## YOUR TASK
Produce a word-for-word copy of the listing below without its pictures.

+++ DATA RECORDS

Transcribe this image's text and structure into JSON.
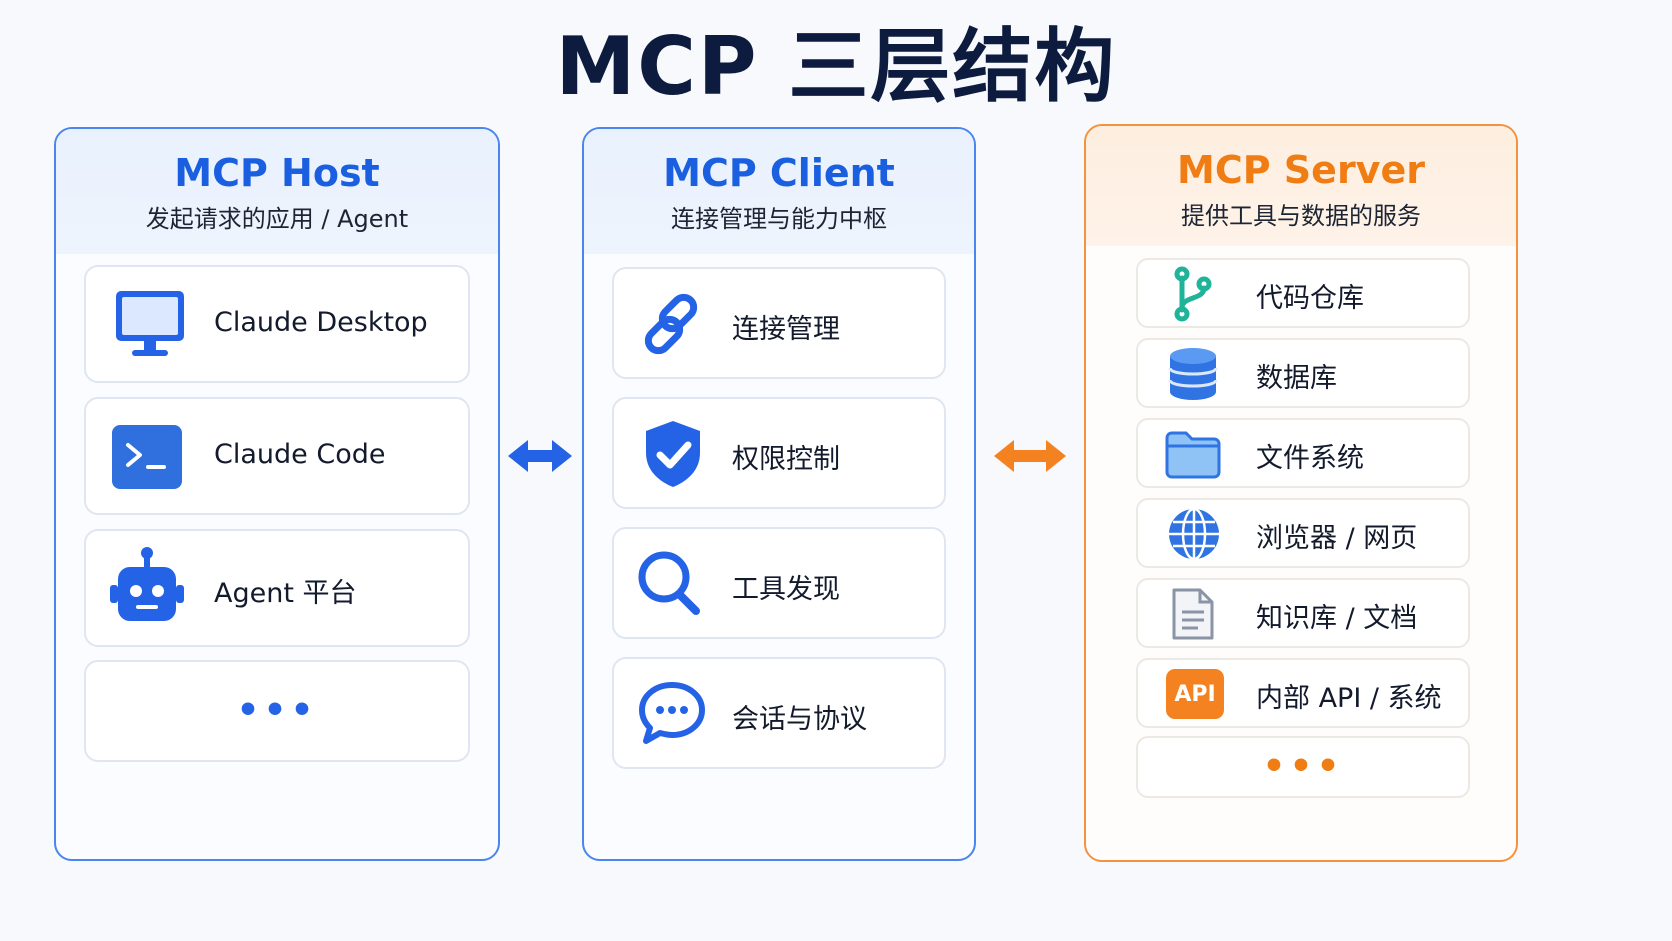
{
  "title": "MCP 三层结构",
  "colors": {
    "blue": "#2563e6",
    "orange": "#f58220",
    "green": "#1fb39a"
  },
  "host": {
    "title": "MCP Host",
    "subtitle": "发起请求的应用 / Agent",
    "items": [
      {
        "label": "Claude Desktop",
        "icon": "monitor-icon"
      },
      {
        "label": "Claude Code",
        "icon": "terminal-icon"
      },
      {
        "label": "Agent 平台",
        "icon": "robot-icon"
      }
    ],
    "more": "•••"
  },
  "client": {
    "title": "MCP Client",
    "subtitle": "连接管理与能力中枢",
    "items": [
      {
        "label": "连接管理",
        "icon": "link-icon"
      },
      {
        "label": "权限控制",
        "icon": "shield-check-icon"
      },
      {
        "label": "工具发现",
        "icon": "search-icon"
      },
      {
        "label": "会话与协议",
        "icon": "chat-bubble-icon"
      }
    ]
  },
  "server": {
    "title": "MCP Server",
    "subtitle": "提供工具与数据的服务",
    "items": [
      {
        "label": "代码仓库",
        "icon": "git-branch-icon"
      },
      {
        "label": "数据库",
        "icon": "database-icon"
      },
      {
        "label": "文件系统",
        "icon": "folder-icon"
      },
      {
        "label": "浏览器 / 网页",
        "icon": "globe-icon"
      },
      {
        "label": "知识库 / 文档",
        "icon": "document-icon"
      },
      {
        "label": "内部 API / 系统",
        "icon": "api-icon",
        "badge": "API"
      }
    ],
    "more": "•••"
  }
}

++++++

## FINISHED EXERCISE
Transcribe this image's text and structure into JSON.
{
  "title": "MCP 三层结构",
  "colors": {
    "blue": "#2563e6",
    "orange": "#f58220",
    "green": "#1fb39a"
  },
  "host": {
    "title": "MCP Host",
    "subtitle": "发起请求的应用 / Agent",
    "items": [
      {
        "label": "Claude Desktop",
        "icon": "monitor-icon"
      },
      {
        "label": "Claude Code",
        "icon": "terminal-icon"
      },
      {
        "label": "Agent 平台",
        "icon": "robot-icon"
      }
    ],
    "more": "•••"
  },
  "client": {
    "title": "MCP Client",
    "subtitle": "连接管理与能力中枢",
    "items": [
      {
        "label": "连接管理",
        "icon": "link-icon"
      },
      {
        "label": "权限控制",
        "icon": "shield-check-icon"
      },
      {
        "label": "工具发现",
        "icon": "search-icon"
      },
      {
        "label": "会话与协议",
        "icon": "chat-bubble-icon"
      }
    ]
  },
  "server": {
    "title": "MCP Server",
    "subtitle": "提供工具与数据的服务",
    "items": [
      {
        "label": "代码仓库",
        "icon": "git-branch-icon"
      },
      {
        "label": "数据库",
        "icon": "database-icon"
      },
      {
        "label": "文件系统",
        "icon": "folder-icon"
      },
      {
        "label": "浏览器 / 网页",
        "icon": "globe-icon"
      },
      {
        "label": "知识库 / 文档",
        "icon": "document-icon"
      },
      {
        "label": "内部 API / 系统",
        "icon": "api-icon",
        "badge": "API"
      }
    ],
    "more": "•••"
  }
}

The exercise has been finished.